▶ _Requirements_: Gather all lines containing the string "Stores" and copy them out.

(Data items)
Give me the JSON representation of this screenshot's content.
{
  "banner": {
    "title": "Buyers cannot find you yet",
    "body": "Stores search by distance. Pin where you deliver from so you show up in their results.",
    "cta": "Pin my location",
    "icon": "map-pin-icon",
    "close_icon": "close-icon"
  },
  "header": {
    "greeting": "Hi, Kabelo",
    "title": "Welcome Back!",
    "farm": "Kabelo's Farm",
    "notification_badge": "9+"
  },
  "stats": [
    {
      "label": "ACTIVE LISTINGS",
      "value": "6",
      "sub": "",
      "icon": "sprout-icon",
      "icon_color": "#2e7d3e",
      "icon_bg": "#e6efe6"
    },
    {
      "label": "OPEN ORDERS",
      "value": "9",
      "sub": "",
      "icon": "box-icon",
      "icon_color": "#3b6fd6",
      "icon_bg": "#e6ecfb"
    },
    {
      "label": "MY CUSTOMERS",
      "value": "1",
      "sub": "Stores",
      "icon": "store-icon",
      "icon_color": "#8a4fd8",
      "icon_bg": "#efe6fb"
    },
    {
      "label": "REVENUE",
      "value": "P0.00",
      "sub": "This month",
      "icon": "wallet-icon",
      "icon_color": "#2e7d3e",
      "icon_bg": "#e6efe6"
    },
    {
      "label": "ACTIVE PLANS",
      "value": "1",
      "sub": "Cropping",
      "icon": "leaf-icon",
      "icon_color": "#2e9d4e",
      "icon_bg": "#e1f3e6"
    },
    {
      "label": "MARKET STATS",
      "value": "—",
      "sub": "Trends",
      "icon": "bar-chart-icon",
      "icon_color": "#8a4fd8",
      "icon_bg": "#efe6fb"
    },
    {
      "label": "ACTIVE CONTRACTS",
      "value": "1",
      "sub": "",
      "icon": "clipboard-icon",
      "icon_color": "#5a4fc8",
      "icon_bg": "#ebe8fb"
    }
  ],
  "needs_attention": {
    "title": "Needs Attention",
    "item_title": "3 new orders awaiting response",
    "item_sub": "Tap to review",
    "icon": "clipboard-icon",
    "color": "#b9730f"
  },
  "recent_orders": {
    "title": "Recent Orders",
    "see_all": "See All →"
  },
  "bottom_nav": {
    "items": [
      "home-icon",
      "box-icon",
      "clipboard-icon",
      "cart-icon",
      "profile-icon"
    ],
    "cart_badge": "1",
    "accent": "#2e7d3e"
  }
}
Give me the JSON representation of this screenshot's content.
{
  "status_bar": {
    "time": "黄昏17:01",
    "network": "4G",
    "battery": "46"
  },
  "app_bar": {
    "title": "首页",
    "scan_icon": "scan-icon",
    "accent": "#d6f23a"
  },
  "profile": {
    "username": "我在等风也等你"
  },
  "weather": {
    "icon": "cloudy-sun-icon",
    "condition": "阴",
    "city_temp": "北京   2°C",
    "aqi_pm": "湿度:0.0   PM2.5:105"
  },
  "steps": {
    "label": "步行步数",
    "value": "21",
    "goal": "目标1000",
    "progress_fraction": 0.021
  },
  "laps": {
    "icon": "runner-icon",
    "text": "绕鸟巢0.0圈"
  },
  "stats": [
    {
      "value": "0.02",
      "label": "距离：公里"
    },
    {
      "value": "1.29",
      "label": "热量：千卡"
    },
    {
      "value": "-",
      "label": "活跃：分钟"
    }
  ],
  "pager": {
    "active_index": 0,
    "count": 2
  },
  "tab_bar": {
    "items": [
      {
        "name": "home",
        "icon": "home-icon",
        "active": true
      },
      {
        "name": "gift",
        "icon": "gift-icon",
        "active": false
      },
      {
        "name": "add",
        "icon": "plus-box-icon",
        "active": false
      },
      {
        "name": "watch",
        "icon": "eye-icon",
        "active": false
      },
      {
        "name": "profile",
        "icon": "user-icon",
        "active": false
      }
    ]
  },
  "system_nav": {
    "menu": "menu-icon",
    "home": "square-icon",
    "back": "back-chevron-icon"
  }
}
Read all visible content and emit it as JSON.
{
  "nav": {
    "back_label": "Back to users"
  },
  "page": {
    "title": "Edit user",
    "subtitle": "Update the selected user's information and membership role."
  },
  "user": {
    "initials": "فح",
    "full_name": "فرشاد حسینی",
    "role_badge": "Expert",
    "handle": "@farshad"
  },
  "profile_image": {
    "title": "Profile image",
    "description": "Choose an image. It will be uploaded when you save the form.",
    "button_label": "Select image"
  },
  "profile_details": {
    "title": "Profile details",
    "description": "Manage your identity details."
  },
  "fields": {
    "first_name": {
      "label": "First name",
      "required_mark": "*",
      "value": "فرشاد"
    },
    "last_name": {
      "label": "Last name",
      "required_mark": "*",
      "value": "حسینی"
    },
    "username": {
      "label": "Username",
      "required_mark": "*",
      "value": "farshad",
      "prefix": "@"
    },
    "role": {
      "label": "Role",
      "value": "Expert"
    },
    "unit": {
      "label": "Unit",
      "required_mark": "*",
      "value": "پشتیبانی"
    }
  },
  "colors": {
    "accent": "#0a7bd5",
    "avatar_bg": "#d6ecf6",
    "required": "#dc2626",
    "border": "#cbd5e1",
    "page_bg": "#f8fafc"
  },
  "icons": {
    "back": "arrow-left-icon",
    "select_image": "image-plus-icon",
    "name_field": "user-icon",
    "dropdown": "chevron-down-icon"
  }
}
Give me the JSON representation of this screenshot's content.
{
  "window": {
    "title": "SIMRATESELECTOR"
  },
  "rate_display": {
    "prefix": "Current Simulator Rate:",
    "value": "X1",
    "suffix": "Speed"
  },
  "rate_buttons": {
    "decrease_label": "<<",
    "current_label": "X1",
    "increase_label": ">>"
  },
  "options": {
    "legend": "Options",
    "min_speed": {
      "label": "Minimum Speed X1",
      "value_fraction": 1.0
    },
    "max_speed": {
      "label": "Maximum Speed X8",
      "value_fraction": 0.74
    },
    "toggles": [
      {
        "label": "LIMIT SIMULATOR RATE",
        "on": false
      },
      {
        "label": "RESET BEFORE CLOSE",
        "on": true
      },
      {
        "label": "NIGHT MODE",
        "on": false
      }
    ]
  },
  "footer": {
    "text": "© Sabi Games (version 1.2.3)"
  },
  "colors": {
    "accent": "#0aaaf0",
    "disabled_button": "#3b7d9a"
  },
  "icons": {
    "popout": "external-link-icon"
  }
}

▶ _The answer_:
    "body": "Stores search by distance. Pin where you deliver from so you show up in their results.",
      "sub": "Stores",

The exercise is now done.